# TASK GOAL
Look for "Allemands" in each line of the entries, and return the matching lines.

# DATA TO USE
++++++++

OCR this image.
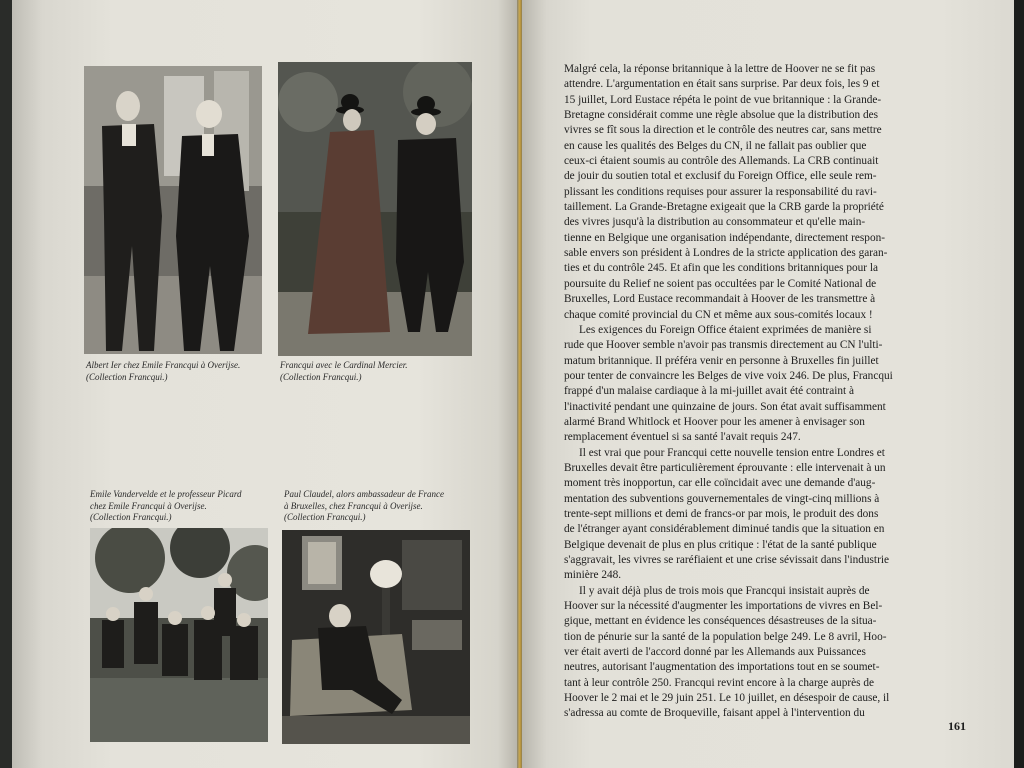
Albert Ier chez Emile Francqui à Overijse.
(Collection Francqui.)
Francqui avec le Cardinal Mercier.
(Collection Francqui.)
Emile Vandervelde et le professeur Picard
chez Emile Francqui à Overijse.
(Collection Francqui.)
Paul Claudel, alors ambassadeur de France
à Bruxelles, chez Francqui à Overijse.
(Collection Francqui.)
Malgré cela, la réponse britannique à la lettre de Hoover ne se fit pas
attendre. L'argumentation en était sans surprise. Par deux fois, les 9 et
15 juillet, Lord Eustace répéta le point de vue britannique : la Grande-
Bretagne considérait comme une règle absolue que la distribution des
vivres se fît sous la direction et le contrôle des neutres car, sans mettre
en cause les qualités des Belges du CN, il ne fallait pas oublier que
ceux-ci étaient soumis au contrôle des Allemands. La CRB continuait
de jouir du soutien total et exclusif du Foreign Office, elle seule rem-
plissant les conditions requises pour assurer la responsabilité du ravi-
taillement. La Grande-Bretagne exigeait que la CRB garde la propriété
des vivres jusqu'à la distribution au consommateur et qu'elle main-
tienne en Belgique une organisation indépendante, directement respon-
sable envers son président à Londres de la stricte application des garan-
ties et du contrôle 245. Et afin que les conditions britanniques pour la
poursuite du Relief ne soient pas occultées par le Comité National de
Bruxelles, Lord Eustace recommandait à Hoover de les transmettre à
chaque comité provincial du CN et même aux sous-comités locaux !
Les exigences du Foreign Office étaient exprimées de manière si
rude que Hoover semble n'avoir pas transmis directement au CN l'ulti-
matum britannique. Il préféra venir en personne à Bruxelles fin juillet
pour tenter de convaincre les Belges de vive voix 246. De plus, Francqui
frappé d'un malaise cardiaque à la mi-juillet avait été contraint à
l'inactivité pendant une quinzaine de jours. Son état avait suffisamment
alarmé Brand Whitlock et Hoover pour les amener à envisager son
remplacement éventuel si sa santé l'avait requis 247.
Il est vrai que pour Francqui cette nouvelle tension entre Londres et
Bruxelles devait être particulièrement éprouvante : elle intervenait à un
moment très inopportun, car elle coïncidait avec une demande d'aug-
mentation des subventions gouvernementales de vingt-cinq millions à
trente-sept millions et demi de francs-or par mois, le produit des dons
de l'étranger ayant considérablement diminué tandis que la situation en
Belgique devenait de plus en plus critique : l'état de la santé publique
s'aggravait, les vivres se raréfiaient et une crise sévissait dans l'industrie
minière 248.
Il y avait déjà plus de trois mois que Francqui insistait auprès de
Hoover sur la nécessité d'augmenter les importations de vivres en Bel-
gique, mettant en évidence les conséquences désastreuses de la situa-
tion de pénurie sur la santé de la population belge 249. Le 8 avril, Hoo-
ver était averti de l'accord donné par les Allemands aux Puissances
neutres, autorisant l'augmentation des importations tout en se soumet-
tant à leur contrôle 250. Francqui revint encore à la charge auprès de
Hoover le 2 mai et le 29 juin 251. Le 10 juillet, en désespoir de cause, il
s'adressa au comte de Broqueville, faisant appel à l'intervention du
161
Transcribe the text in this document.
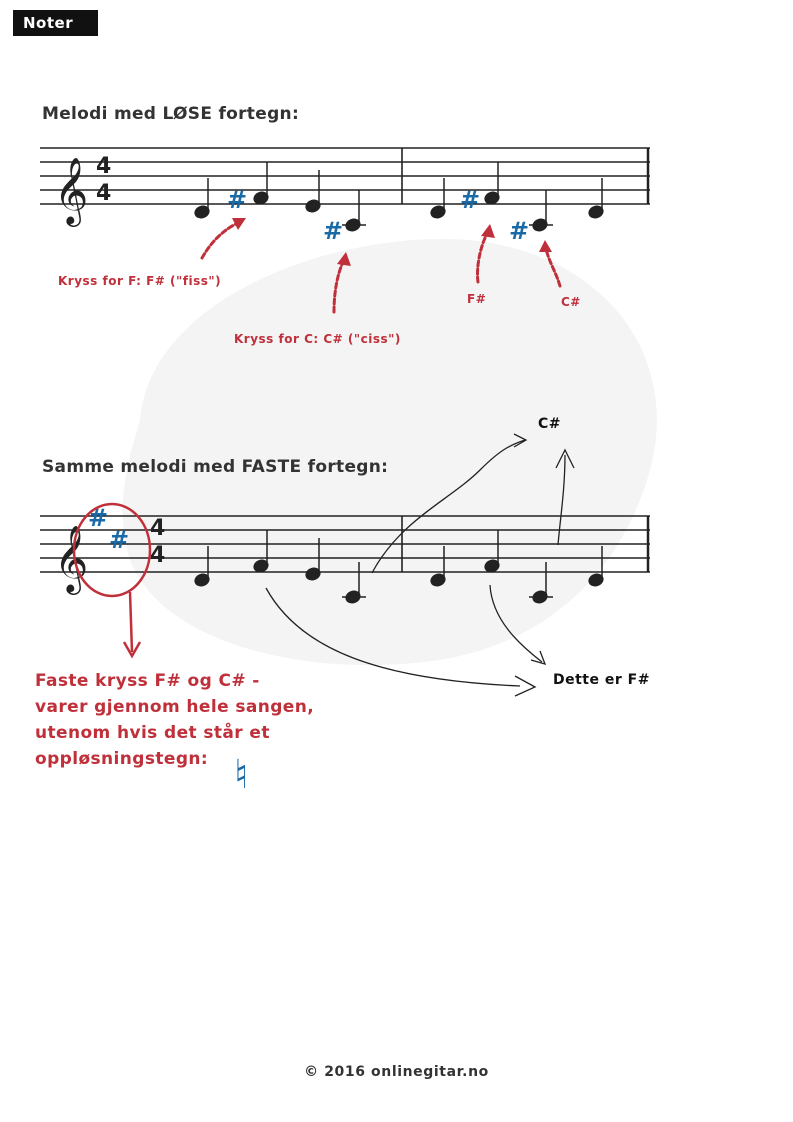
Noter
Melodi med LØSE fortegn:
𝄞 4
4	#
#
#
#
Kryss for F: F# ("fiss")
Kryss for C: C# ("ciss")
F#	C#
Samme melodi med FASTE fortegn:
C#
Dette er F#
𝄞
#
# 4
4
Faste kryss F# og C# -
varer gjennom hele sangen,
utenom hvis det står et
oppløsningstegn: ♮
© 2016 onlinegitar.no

++++++++

# RESPONSE BELOW
ceux-ci étaient soumis au contrôle des Allemands. La CRB continuait
ver était averti de l'accord donné par les Allemands aux Puissances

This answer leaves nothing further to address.